--- Begin Data ---

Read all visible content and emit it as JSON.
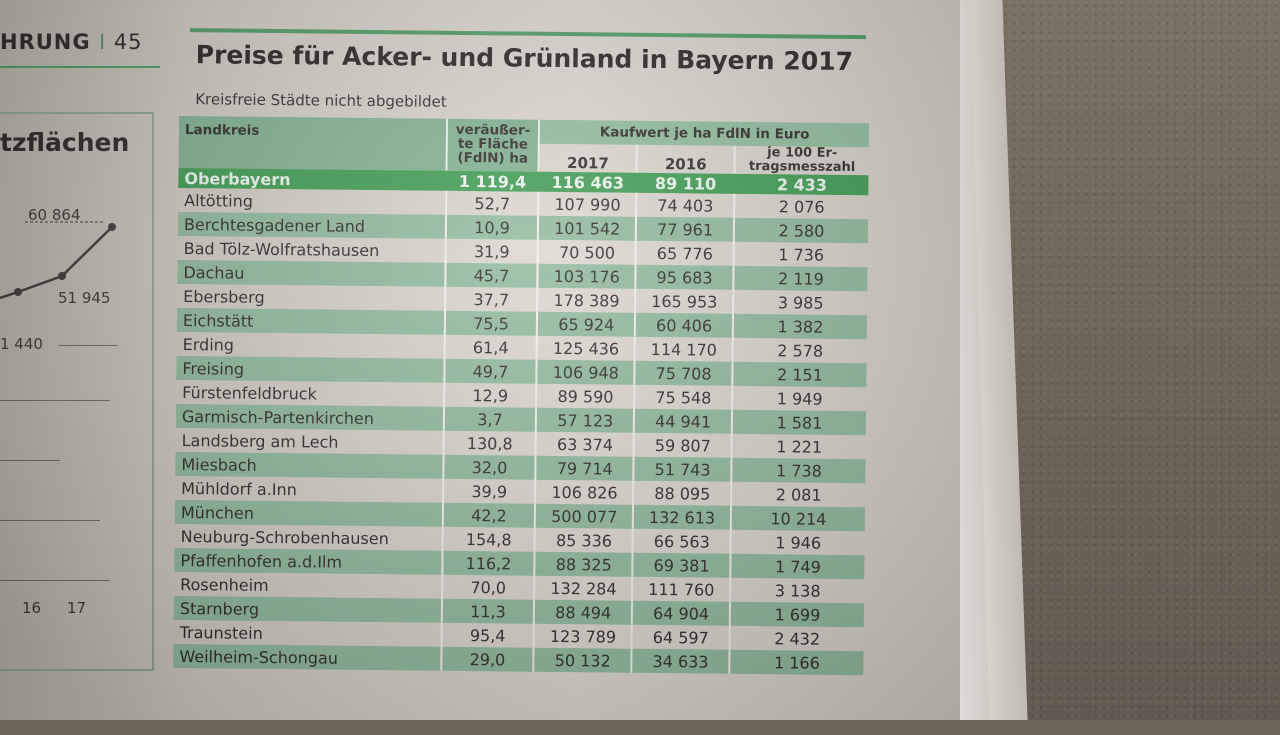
{
  "left_page": {
    "header": "HRUNG",
    "page_number": "45",
    "box_title": "tzflächen",
    "chart_labels": [
      "60 864",
      "51 945",
      "1 440"
    ],
    "axis_labels": [
      "16",
      "17"
    ]
  },
  "table": {
    "title": "Preise für Acker- und Grünland in Bayern 2017",
    "subtitle": "Kreisfreie Städte nicht abgebildet",
    "headers": {
      "landkreis": "Landkreis",
      "flaeche": "veräußer-te Fläche (FdlN) ha",
      "kaufwert": "Kaufwert je ha FdlN in Euro",
      "y2017": "2017",
      "y2016": "2016",
      "ertrag": "je 100 Er-tragsmesszahl"
    },
    "region": {
      "name": "Oberbayern",
      "flaeche": "1 119,4",
      "y2017": "116 463",
      "y2016": "89 110",
      "ertrag": "2 433"
    },
    "rows": [
      {
        "name": "Altötting",
        "flaeche": "52,7",
        "y2017": "107 990",
        "y2016": "74 403",
        "ertrag": "2 076"
      },
      {
        "name": "Berchtesgadener Land",
        "flaeche": "10,9",
        "y2017": "101 542",
        "y2016": "77 961",
        "ertrag": "2 580"
      },
      {
        "name": "Bad Tölz-Wolfratshausen",
        "flaeche": "31,9",
        "y2017": "70 500",
        "y2016": "65 776",
        "ertrag": "1 736"
      },
      {
        "name": "Dachau",
        "flaeche": "45,7",
        "y2017": "103 176",
        "y2016": "95 683",
        "ertrag": "2 119"
      },
      {
        "name": "Ebersberg",
        "flaeche": "37,7",
        "y2017": "178 389",
        "y2016": "165 953",
        "ertrag": "3 985"
      },
      {
        "name": "Eichstätt",
        "flaeche": "75,5",
        "y2017": "65 924",
        "y2016": "60 406",
        "ertrag": "1 382"
      },
      {
        "name": "Erding",
        "flaeche": "61,4",
        "y2017": "125 436",
        "y2016": "114 170",
        "ertrag": "2 578"
      },
      {
        "name": "Freising",
        "flaeche": "49,7",
        "y2017": "106 948",
        "y2016": "75 708",
        "ertrag": "2 151"
      },
      {
        "name": "Fürstenfeldbruck",
        "flaeche": "12,9",
        "y2017": "89 590",
        "y2016": "75 548",
        "ertrag": "1 949"
      },
      {
        "name": "Garmisch-Partenkirchen",
        "flaeche": "3,7",
        "y2017": "57 123",
        "y2016": "44 941",
        "ertrag": "1 581"
      },
      {
        "name": "Landsberg am Lech",
        "flaeche": "130,8",
        "y2017": "63 374",
        "y2016": "59 807",
        "ertrag": "1 221"
      },
      {
        "name": "Miesbach",
        "flaeche": "32,0",
        "y2017": "79 714",
        "y2016": "51 743",
        "ertrag": "1 738"
      },
      {
        "name": "Mühldorf a.Inn",
        "flaeche": "39,9",
        "y2017": "106 826",
        "y2016": "88 095",
        "ertrag": "2 081"
      },
      {
        "name": "München",
        "flaeche": "42,2",
        "y2017": "500 077",
        "y2016": "132 613",
        "ertrag": "10 214"
      },
      {
        "name": "Neuburg-Schrobenhausen",
        "flaeche": "154,8",
        "y2017": "85 336",
        "y2016": "66 563",
        "ertrag": "1 946"
      },
      {
        "name": "Pfaffenhofen a.d.Ilm",
        "flaeche": "116,2",
        "y2017": "88 325",
        "y2016": "69 381",
        "ertrag": "1 749"
      },
      {
        "name": "Rosenheim",
        "flaeche": "70,0",
        "y2017": "132 284",
        "y2016": "111 760",
        "ertrag": "3 138"
      },
      {
        "name": "Starnberg",
        "flaeche": "11,3",
        "y2017": "88 494",
        "y2016": "64 904",
        "ertrag": "1 699"
      },
      {
        "name": "Traunstein",
        "flaeche": "95,4",
        "y2017": "123 789",
        "y2016": "64 597",
        "ertrag": "2 432"
      },
      {
        "name": "Weilheim-Schongau",
        "flaeche": "29,0",
        "y2017": "50 132",
        "y2016": "34 633",
        "ertrag": "1 166"
      }
    ]
  },
  "colors": {
    "accent_green": "#3b9a4f",
    "row_shade": "#8fb89a",
    "header_green": "#7fb08f"
  }
}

--- End Data ---

### Required task
For the records above, state how many lines include the string "FdlN", giving the number and nothing else.

### The result
2